▶ Directions for this task
Your answer should be only a number: how many lines include the word "will".

▶ Records to use
※
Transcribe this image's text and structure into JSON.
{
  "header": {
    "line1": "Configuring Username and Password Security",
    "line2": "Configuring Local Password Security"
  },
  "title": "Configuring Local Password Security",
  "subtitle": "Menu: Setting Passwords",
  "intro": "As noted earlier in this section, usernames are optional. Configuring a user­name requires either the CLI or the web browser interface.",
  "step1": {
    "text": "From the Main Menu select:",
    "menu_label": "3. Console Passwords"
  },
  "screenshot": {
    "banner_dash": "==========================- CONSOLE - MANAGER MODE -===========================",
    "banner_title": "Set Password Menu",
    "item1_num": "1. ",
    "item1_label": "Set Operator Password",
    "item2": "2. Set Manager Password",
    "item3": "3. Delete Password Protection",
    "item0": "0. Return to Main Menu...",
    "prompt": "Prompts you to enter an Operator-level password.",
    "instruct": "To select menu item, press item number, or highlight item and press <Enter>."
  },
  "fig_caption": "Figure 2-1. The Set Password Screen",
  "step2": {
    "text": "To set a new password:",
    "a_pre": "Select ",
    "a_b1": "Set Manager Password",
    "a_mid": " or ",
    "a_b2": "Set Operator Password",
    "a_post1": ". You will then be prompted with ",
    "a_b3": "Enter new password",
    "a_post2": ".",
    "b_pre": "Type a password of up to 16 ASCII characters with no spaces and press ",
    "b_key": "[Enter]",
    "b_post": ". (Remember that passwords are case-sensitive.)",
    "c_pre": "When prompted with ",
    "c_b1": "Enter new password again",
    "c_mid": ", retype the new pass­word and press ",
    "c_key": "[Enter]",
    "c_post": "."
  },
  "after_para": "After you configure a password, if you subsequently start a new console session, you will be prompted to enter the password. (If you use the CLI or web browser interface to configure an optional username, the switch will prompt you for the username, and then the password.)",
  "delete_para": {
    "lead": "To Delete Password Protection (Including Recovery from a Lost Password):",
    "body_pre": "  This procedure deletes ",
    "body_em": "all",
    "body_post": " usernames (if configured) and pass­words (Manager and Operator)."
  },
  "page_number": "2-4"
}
※
▶ Result of the task
2